▶ **Task prompt**: Copy all records verbatim.

○ ○ ○ ○

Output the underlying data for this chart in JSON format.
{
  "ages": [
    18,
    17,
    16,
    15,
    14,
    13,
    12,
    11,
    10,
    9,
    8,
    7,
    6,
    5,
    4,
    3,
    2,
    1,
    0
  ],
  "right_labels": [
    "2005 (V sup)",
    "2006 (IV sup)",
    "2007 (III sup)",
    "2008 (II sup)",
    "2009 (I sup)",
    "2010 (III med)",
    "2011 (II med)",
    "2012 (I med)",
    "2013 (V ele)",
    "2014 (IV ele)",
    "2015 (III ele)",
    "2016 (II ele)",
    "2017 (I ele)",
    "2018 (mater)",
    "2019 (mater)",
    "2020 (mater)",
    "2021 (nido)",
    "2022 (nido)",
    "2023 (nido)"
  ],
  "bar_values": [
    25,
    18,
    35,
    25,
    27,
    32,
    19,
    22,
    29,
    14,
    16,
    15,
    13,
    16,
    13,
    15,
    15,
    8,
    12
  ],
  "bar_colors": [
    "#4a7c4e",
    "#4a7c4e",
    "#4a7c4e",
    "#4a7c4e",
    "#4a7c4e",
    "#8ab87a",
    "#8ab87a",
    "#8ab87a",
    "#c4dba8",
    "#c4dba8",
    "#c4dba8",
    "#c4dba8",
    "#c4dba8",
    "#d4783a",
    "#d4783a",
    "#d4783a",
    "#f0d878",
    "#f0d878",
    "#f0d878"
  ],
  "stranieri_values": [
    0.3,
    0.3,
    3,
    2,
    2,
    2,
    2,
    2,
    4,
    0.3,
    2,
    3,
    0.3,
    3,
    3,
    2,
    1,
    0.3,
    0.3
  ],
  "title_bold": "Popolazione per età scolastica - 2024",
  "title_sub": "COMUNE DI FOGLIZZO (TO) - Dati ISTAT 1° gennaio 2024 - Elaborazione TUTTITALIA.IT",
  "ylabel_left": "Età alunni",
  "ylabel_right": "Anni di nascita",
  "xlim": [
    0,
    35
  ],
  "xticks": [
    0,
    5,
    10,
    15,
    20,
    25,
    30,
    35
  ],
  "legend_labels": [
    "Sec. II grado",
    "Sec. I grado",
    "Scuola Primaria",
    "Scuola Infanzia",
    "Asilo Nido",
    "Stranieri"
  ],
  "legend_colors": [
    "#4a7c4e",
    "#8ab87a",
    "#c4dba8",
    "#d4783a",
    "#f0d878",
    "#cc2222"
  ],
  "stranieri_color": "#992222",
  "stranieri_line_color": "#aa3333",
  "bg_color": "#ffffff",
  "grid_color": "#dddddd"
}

○ ○ ○ ○

▶ **The solution**:
Output the underlying data for this chart in JSON format.
{
  "ages": [
    18,
    17,
    16,
    15,
    14,
    13,
    12,
    11,
    10,
    9,
    8,
    7,
    6,
    5,
    4,
    3,
    2,
    1,
    0
  ],
  "right_labels": [
    "2005 (V sup)",
    "2006 (IV sup)",
    "2007 (III sup)",
    "2008 (II sup)",
    "2009 (I sup)",
    "2010 (III med)",
    "2011 (II med)",
    "2012 (I med)",
    "2013 (V ele)",
    "2014 (IV ele)",
    "2015 (III ele)",
    "2016 (II ele)",
    "2017 (I ele)",
    "2018 (mater)",
    "2019 (mater)",
    "2020 (mater)",
    "2021 (nido)",
    "2022 (nido)",
    "2023 (nido)"
  ],
  "bar_values": [
    25,
    18,
    35,
    25,
    27,
    32,
    19,
    22,
    29,
    14,
    16,
    15,
    13,
    16,
    13,
    15,
    15,
    8,
    12
  ],
  "bar_colors": [
    "#4a7c4e",
    "#4a7c4e",
    "#4a7c4e",
    "#4a7c4e",
    "#4a7c4e",
    "#8ab87a",
    "#8ab87a",
    "#8ab87a",
    "#c4dba8",
    "#c4dba8",
    "#c4dba8",
    "#c4dba8",
    "#c4dba8",
    "#d4783a",
    "#d4783a",
    "#d4783a",
    "#f0d878",
    "#f0d878",
    "#f0d878"
  ],
  "stranieri_values": [
    0.3,
    0.3,
    3,
    2,
    2,
    2,
    2,
    2,
    4,
    0.3,
    2,
    3,
    0.3,
    3,
    3,
    2,
    1,
    0.3,
    0.3
  ],
  "title_bold": "Popolazione per età scolastica - 2024",
  "title_sub": "COMUNE DI FOGLIZZO (TO) - Dati ISTAT 1° gennaio 2024 - Elaborazione TUTTITALIA.IT",
  "ylabel_left": "Età alunni",
  "ylabel_right": "Anni di nascita",
  "xlim": [
    0,
    35
  ],
  "xticks": [
    0,
    5,
    10,
    15,
    20,
    25,
    30,
    35
  ],
  "legend_labels": [
    "Sec. II grado",
    "Sec. I grado",
    "Scuola Primaria",
    "Scuola Infanzia",
    "Asilo Nido",
    "Stranieri"
  ],
  "legend_colors": [
    "#4a7c4e",
    "#8ab87a",
    "#c4dba8",
    "#d4783a",
    "#f0d878",
    "#cc2222"
  ],
  "stranieri_color": "#992222",
  "stranieri_line_color": "#aa3333",
  "bg_color": "#ffffff",
  "grid_color": "#dddddd"
}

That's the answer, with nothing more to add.